Extracted data entries:

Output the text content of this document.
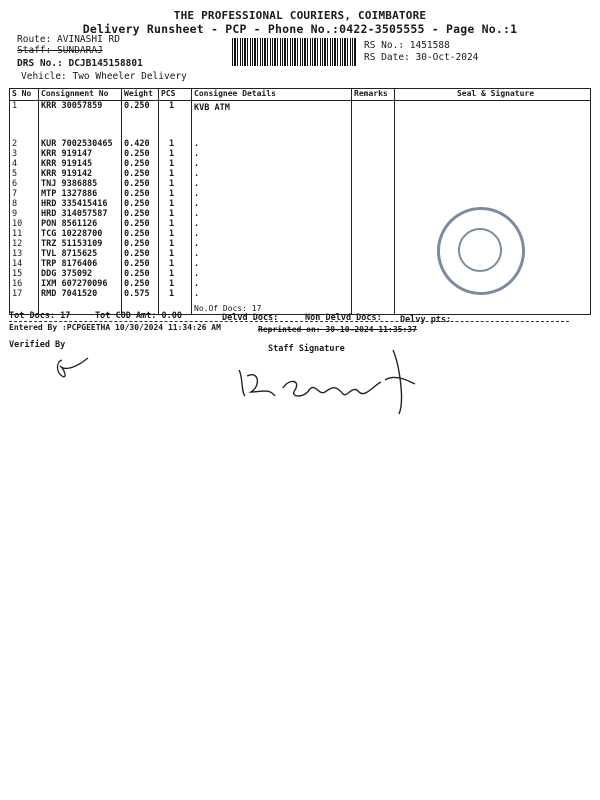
THE PROFESSIONAL COURIERS, COIMBATORE
Delivery Runsheet - PCP - Phone No.:0422-3505555 - Page No.:1
Route: AVINASHI RD
Staff: SUNDARAJ
DRS No.: DCJB145158801
Vehicle: Two Wheeler Delivery
RS No.: 1451588
RS Date: 30-Oct-2024
S No	Consignment No	Weight	PCS	Consignee Details	Remarks	Seal & Signature
1	KRR 30057859	0.250	1	KVB ATM		
2	KUR 7002530465	0.420	1	.		
3	KRR 919147	0.250	1	.		
4	KRR 919145	0.250	1	.		
5	KRR 919142	0.250	1	.		
6	TNJ 9386885	0.250	1	.		
7	MTP 1327886	0.250	1	.		
8	HRD 335415416	0.250	1	.		
9	HRD 314057587	0.250	1	.		
10	PON 8561126	0.250	1	.		
11	TCG 10228700	0.250	1	.		
12	TRZ 51153109	0.250	1	.		
13	TVL 8715625	0.250	1	.		
14	TRP 8176406	0.250	1	.		
15	DDG 375092	0.250	1	.		
16	IXM 607270096	0.250	1	.		
17	RMD 7041520	0.575	1	.		
				No.Of Docs: 17		
Tot Docs: 17	Tot COD Amt: 0.00	Delvd Docs:	Non Delvd Docs: Delvy pts:
Entered By :PCPGEETHA 10/30/2024 11:34:26 AM	Reprinted on: 30-10-2024 11:35:37
Verified By	Staff Signature
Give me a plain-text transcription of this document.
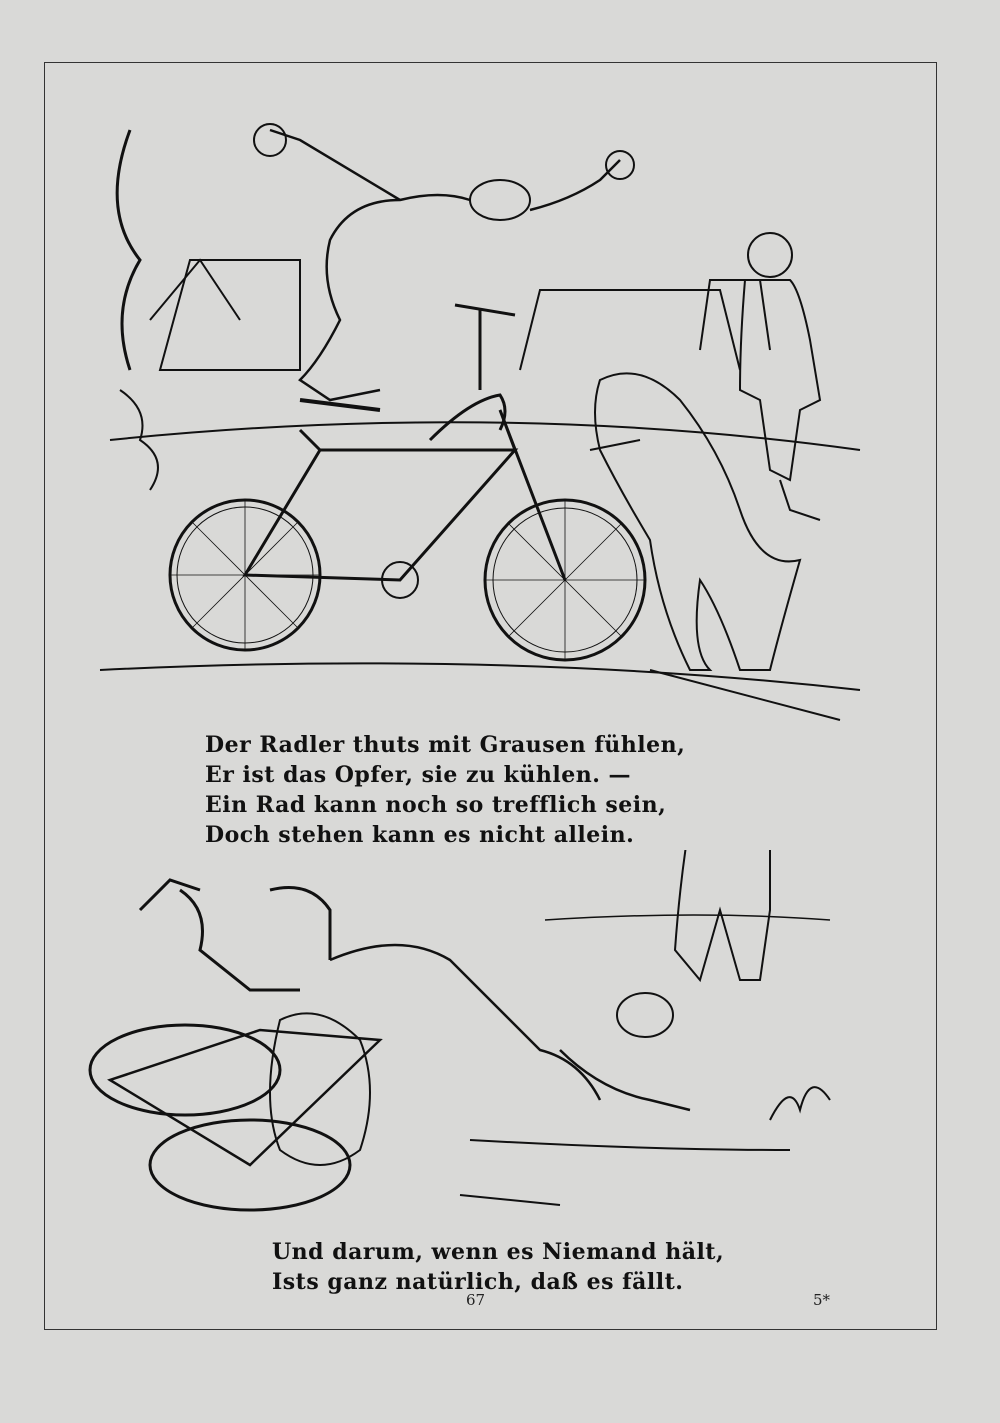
Der Radler thuts mit Grausen fühlen,
Er ist das Opfer, sie zu kühlen. —
Ein Rad kann noch so trefflich sein,
Doch stehen kann es nicht allein.
Und darum, wenn es Niemand hält,
Ists ganz natürlich, daß es fällt.
67	5*
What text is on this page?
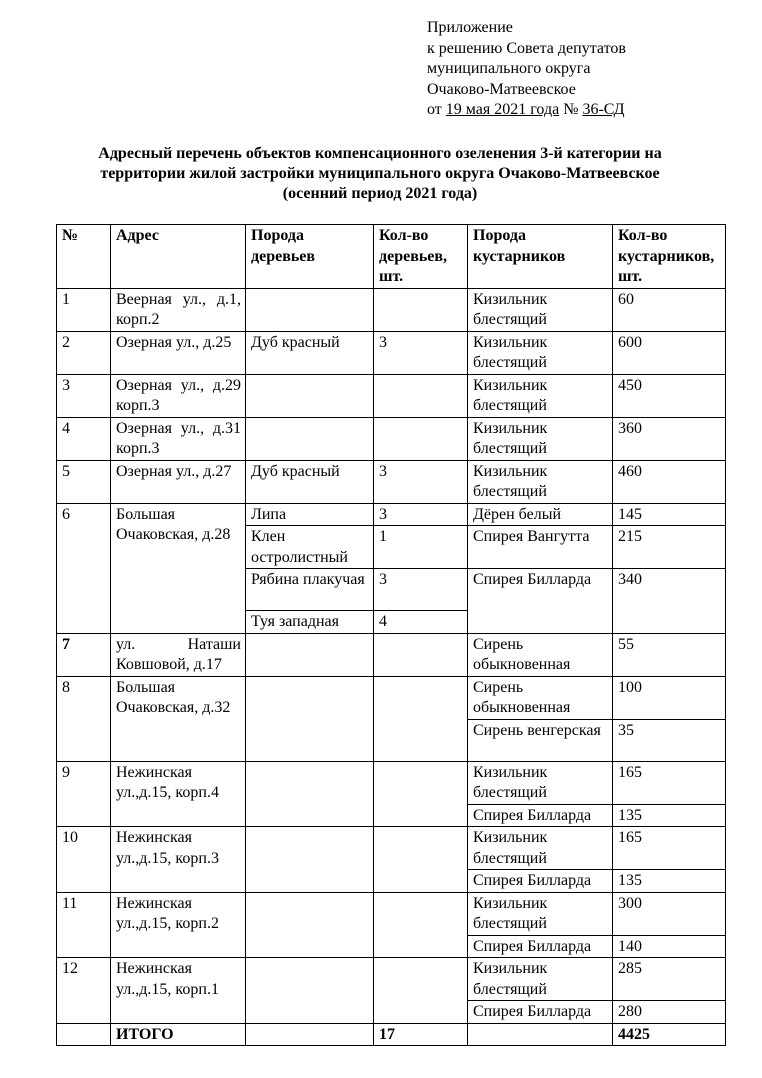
Приложение
к решению Совета депутатов
муниципального округа
Очаково-Матвеевское
от 19 мая 2021 года № 36-СД
Адресный перечень объектов компенсационного озеленения 3-й категории на
территории жилой застройки муниципального округа Очаково-Матвеевское
(осенний период 2021 года)
№	Адрес	Порода деревьев	Кол-во деревьев, шт.	Порода кустарников	Кол-во кустарников, шт.
1	Веерная ул., д.1, корп.2			Кизильник блестящий	60
2	Озерная ул., д.25	Дуб красный	3	Кизильник блестящий	600
3	Озерная ул., д.29 корп.3			Кизильник блестящий	450
4	Озерная ул., д.31 корп.3			Кизильник блестящий	360
5	Озерная ул., д.27	Дуб красный	3	Кизильник блестящий	460
6	Большая Очаковская, д.28	Липа	3	Дёрен белый	145
		Клен остролистный	1	Спирея Вангутта	215
		Рябина плакучая	3	Спирея Билларда	340
		Туя западная	4		
7	ул. Наташи Ковшовой, д.17			Сирень обыкновенная	55
8	Большая Очаковская, д.32			Сирень обыкновенная	100
				Сирень венгерская	35
9	Нежинская ул.,д.15, корп.4			Кизильник блестящий	165
				Спирея Билларда	135
10	Нежинская ул.,д.15, корп.3			Кизильник блестящий	165
				Спирея Билларда	135
11	Нежинская ул.,д.15, корп.2			Кизильник блестящий	300
				Спирея Билларда	140
12	Нежинская ул.,д.15, корп.1			Кизильник блестящий	285
				Спирея Билларда	280
	ИТОГО		17		4425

** WHAT THIS TASK INVOLVES **
Copy exactly the lines from the one containing "Give me a plain-text" through the last line of the records above, including both, and omit every picture.

** OUTPUT **
Give me a plain-text transcription of this document.
Der Radler thuts mit Grausen fühlen,
Er ist das Opfer, sie zu kühlen. —
Ein Rad kann noch so trefflich sein,
Doch stehen kann es nicht allein.
Und darum, wenn es Niemand hält,
Ists ganz natürlich, daß es fällt.
67	5*
What text is on this page?
Приложение
к решению Совета депутатов
муниципального округа
Очаково-Матвеевское
от 19 мая 2021 года № 36-СД
Адресный перечень объектов компенсационного озеленения 3-й категории на
территории жилой застройки муниципального округа Очаково-Матвеевское
(осенний период 2021 года)
№	Адрес	Порода деревьев	Кол-во деревьев, шт.	Порода кустарников	Кол-во кустарников, шт.
1	Веерная ул., д.1, корп.2			Кизильник блестящий	60
2	Озерная ул., д.25	Дуб красный	3	Кизильник блестящий	600
3	Озерная ул., д.29 корп.3			Кизильник блестящий	450
4	Озерная ул., д.31 корп.3			Кизильник блестящий	360
5	Озерная ул., д.27	Дуб красный	3	Кизильник блестящий	460
6	Большая Очаковская, д.28	Липа	3	Дёрен белый	145
		Клен остролистный	1	Спирея Вангутта	215
		Рябина плакучая	3	Спирея Билларда	340
		Туя западная	4		
7	ул. Наташи Ковшовой, д.17			Сирень обыкновенная	55
8	Большая Очаковская, д.32			Сирень обыкновенная	100
				Сирень венгерская	35
9	Нежинская ул.,д.15, корп.4			Кизильник блестящий	165
				Спирея Билларда	135
10	Нежинская ул.,д.15, корп.3			Кизильник блестящий	165
				Спирея Билларда	135
11	Нежинская ул.,д.15, корп.2			Кизильник блестящий	300
				Спирея Билларда	140
12	Нежинская ул.,д.15, корп.1			Кизильник блестящий	285
				Спирея Билларда	280
	ИТОГО		17		4425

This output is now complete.